◆ **What is expected**
Copy out the material below in full, but not its images.

--- start Records to use ---

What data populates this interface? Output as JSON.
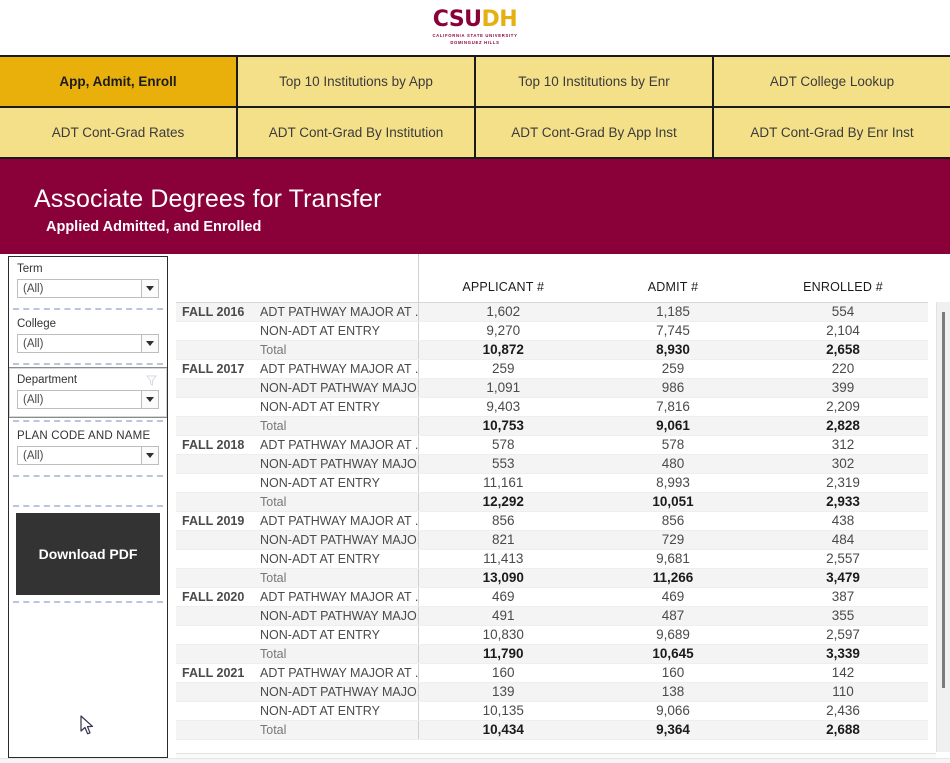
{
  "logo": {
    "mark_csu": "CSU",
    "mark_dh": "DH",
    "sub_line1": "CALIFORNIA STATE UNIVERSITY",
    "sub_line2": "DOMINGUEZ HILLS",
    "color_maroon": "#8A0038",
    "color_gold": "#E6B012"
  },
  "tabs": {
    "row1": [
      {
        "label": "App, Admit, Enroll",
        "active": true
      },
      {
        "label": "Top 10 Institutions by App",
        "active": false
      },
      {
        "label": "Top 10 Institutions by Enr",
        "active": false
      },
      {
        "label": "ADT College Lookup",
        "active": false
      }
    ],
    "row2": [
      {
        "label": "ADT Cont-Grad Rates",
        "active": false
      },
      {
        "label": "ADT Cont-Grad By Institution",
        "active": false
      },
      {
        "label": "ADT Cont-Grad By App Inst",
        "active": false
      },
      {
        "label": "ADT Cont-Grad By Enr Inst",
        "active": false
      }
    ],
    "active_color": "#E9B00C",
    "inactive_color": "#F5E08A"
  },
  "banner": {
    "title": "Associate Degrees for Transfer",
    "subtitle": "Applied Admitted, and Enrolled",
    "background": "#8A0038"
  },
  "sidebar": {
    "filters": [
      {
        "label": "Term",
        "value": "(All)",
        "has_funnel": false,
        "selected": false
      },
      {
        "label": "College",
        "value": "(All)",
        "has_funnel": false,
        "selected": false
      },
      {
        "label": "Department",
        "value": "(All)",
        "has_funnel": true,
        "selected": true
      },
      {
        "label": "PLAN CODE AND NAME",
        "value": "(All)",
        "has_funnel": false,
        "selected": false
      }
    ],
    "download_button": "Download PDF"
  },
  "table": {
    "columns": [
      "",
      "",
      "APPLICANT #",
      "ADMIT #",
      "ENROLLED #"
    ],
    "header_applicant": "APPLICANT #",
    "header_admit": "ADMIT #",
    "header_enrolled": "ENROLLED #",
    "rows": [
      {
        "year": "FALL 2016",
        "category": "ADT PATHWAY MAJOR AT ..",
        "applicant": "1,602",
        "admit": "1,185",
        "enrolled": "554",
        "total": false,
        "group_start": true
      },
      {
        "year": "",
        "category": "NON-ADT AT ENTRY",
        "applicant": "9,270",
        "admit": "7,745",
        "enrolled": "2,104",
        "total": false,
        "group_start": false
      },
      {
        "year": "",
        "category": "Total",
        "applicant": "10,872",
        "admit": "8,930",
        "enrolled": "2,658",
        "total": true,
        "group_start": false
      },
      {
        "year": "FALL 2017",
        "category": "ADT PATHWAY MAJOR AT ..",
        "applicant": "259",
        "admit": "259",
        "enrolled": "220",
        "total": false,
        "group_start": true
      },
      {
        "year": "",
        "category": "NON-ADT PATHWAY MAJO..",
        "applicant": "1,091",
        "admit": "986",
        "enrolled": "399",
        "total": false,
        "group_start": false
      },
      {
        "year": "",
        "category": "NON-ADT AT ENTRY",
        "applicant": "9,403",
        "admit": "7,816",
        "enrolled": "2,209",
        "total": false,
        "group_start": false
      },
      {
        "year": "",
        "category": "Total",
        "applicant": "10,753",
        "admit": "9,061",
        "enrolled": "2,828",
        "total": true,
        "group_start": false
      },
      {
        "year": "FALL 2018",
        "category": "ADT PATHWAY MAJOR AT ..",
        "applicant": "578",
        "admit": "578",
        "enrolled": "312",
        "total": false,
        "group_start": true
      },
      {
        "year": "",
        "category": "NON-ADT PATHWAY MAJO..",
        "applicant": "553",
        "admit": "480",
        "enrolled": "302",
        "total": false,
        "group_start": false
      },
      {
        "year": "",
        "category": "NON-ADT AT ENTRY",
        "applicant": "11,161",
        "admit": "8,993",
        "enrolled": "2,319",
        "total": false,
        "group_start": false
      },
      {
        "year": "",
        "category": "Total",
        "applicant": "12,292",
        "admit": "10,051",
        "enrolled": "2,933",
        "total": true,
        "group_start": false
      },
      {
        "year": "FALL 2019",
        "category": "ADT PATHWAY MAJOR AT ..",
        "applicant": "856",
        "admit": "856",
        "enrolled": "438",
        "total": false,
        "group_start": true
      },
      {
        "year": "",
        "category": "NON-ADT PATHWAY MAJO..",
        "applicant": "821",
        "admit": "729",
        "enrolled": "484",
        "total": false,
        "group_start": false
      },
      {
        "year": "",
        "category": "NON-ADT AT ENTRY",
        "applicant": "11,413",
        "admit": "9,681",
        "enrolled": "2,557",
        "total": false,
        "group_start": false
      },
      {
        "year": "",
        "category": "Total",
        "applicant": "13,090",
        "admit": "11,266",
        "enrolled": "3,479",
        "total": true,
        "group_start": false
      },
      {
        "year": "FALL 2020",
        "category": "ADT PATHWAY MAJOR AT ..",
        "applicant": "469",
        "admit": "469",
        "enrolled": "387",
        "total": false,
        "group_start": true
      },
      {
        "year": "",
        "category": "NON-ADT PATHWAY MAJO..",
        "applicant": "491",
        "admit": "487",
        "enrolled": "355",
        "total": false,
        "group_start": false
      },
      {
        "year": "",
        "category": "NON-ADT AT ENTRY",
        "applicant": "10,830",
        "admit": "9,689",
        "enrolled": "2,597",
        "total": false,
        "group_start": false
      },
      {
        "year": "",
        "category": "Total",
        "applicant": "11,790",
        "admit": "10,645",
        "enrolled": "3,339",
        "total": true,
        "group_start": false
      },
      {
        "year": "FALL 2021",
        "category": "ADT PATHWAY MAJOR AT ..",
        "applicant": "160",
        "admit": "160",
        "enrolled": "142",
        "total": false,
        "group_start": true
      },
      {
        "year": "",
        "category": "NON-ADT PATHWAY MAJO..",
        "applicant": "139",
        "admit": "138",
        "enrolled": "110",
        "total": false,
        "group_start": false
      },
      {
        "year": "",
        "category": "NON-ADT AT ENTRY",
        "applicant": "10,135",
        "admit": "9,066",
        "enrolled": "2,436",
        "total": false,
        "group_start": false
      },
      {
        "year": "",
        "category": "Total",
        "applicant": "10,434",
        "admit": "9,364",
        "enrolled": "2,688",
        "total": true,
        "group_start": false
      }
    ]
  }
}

--- end Records to use ---

◆ **The completed task**
What data populates this interface? Output as JSON.
{
  "logo": {
    "mark_csu": "CSU",
    "mark_dh": "DH",
    "sub_line1": "CALIFORNIA STATE UNIVERSITY",
    "sub_line2": "DOMINGUEZ HILLS",
    "color_maroon": "#8A0038",
    "color_gold": "#E6B012"
  },
  "tabs": {
    "row1": [
      {
        "label": "App, Admit, Enroll",
        "active": true
      },
      {
        "label": "Top 10 Institutions by App",
        "active": false
      },
      {
        "label": "Top 10 Institutions by Enr",
        "active": false
      },
      {
        "label": "ADT College Lookup",
        "active": false
      }
    ],
    "row2": [
      {
        "label": "ADT Cont-Grad Rates",
        "active": false
      },
      {
        "label": "ADT Cont-Grad By Institution",
        "active": false
      },
      {
        "label": "ADT Cont-Grad By App Inst",
        "active": false
      },
      {
        "label": "ADT Cont-Grad By Enr Inst",
        "active": false
      }
    ],
    "active_color": "#E9B00C",
    "inactive_color": "#F5E08A"
  },
  "banner": {
    "title": "Associate Degrees for Transfer",
    "subtitle": "Applied Admitted, and Enrolled",
    "background": "#8A0038"
  },
  "sidebar": {
    "filters": [
      {
        "label": "Term",
        "value": "(All)",
        "has_funnel": false,
        "selected": false
      },
      {
        "label": "College",
        "value": "(All)",
        "has_funnel": false,
        "selected": false
      },
      {
        "label": "Department",
        "value": "(All)",
        "has_funnel": true,
        "selected": true
      },
      {
        "label": "PLAN CODE AND NAME",
        "value": "(All)",
        "has_funnel": false,
        "selected": false
      }
    ],
    "download_button": "Download PDF"
  },
  "table": {
    "columns": [
      "",
      "",
      "APPLICANT #",
      "ADMIT #",
      "ENROLLED #"
    ],
    "header_applicant": "APPLICANT #",
    "header_admit": "ADMIT #",
    "header_enrolled": "ENROLLED #",
    "rows": [
      {
        "year": "FALL 2016",
        "category": "ADT PATHWAY MAJOR AT ..",
        "applicant": "1,602",
        "admit": "1,185",
        "enrolled": "554",
        "total": false,
        "group_start": true
      },
      {
        "year": "",
        "category": "NON-ADT AT ENTRY",
        "applicant": "9,270",
        "admit": "7,745",
        "enrolled": "2,104",
        "total": false,
        "group_start": false
      },
      {
        "year": "",
        "category": "Total",
        "applicant": "10,872",
        "admit": "8,930",
        "enrolled": "2,658",
        "total": true,
        "group_start": false
      },
      {
        "year": "FALL 2017",
        "category": "ADT PATHWAY MAJOR AT ..",
        "applicant": "259",
        "admit": "259",
        "enrolled": "220",
        "total": false,
        "group_start": true
      },
      {
        "year": "",
        "category": "NON-ADT PATHWAY MAJO..",
        "applicant": "1,091",
        "admit": "986",
        "enrolled": "399",
        "total": false,
        "group_start": false
      },
      {
        "year": "",
        "category": "NON-ADT AT ENTRY",
        "applicant": "9,403",
        "admit": "7,816",
        "enrolled": "2,209",
        "total": false,
        "group_start": false
      },
      {
        "year": "",
        "category": "Total",
        "applicant": "10,753",
        "admit": "9,061",
        "enrolled": "2,828",
        "total": true,
        "group_start": false
      },
      {
        "year": "FALL 2018",
        "category": "ADT PATHWAY MAJOR AT ..",
        "applicant": "578",
        "admit": "578",
        "enrolled": "312",
        "total": false,
        "group_start": true
      },
      {
        "year": "",
        "category": "NON-ADT PATHWAY MAJO..",
        "applicant": "553",
        "admit": "480",
        "enrolled": "302",
        "total": false,
        "group_start": false
      },
      {
        "year": "",
        "category": "NON-ADT AT ENTRY",
        "applicant": "11,161",
        "admit": "8,993",
        "enrolled": "2,319",
        "total": false,
        "group_start": false
      },
      {
        "year": "",
        "category": "Total",
        "applicant": "12,292",
        "admit": "10,051",
        "enrolled": "2,933",
        "total": true,
        "group_start": false
      },
      {
        "year": "FALL 2019",
        "category": "ADT PATHWAY MAJOR AT ..",
        "applicant": "856",
        "admit": "856",
        "enrolled": "438",
        "total": false,
        "group_start": true
      },
      {
        "year": "",
        "category": "NON-ADT PATHWAY MAJO..",
        "applicant": "821",
        "admit": "729",
        "enrolled": "484",
        "total": false,
        "group_start": false
      },
      {
        "year": "",
        "category": "NON-ADT AT ENTRY",
        "applicant": "11,413",
        "admit": "9,681",
        "enrolled": "2,557",
        "total": false,
        "group_start": false
      },
      {
        "year": "",
        "category": "Total",
        "applicant": "13,090",
        "admit": "11,266",
        "enrolled": "3,479",
        "total": true,
        "group_start": false
      },
      {
        "year": "FALL 2020",
        "category": "ADT PATHWAY MAJOR AT ..",
        "applicant": "469",
        "admit": "469",
        "enrolled": "387",
        "total": false,
        "group_start": true
      },
      {
        "year": "",
        "category": "NON-ADT PATHWAY MAJO..",
        "applicant": "491",
        "admit": "487",
        "enrolled": "355",
        "total": false,
        "group_start": false
      },
      {
        "year": "",
        "category": "NON-ADT AT ENTRY",
        "applicant": "10,830",
        "admit": "9,689",
        "enrolled": "2,597",
        "total": false,
        "group_start": false
      },
      {
        "year": "",
        "category": "Total",
        "applicant": "11,790",
        "admit": "10,645",
        "enrolled": "3,339",
        "total": true,
        "group_start": false
      },
      {
        "year": "FALL 2021",
        "category": "ADT PATHWAY MAJOR AT ..",
        "applicant": "160",
        "admit": "160",
        "enrolled": "142",
        "total": false,
        "group_start": true
      },
      {
        "year": "",
        "category": "NON-ADT PATHWAY MAJO..",
        "applicant": "139",
        "admit": "138",
        "enrolled": "110",
        "total": false,
        "group_start": false
      },
      {
        "year": "",
        "category": "NON-ADT AT ENTRY",
        "applicant": "10,135",
        "admit": "9,066",
        "enrolled": "2,436",
        "total": false,
        "group_start": false
      },
      {
        "year": "",
        "category": "Total",
        "applicant": "10,434",
        "admit": "9,364",
        "enrolled": "2,688",
        "total": true,
        "group_start": false
      }
    ]
  }
}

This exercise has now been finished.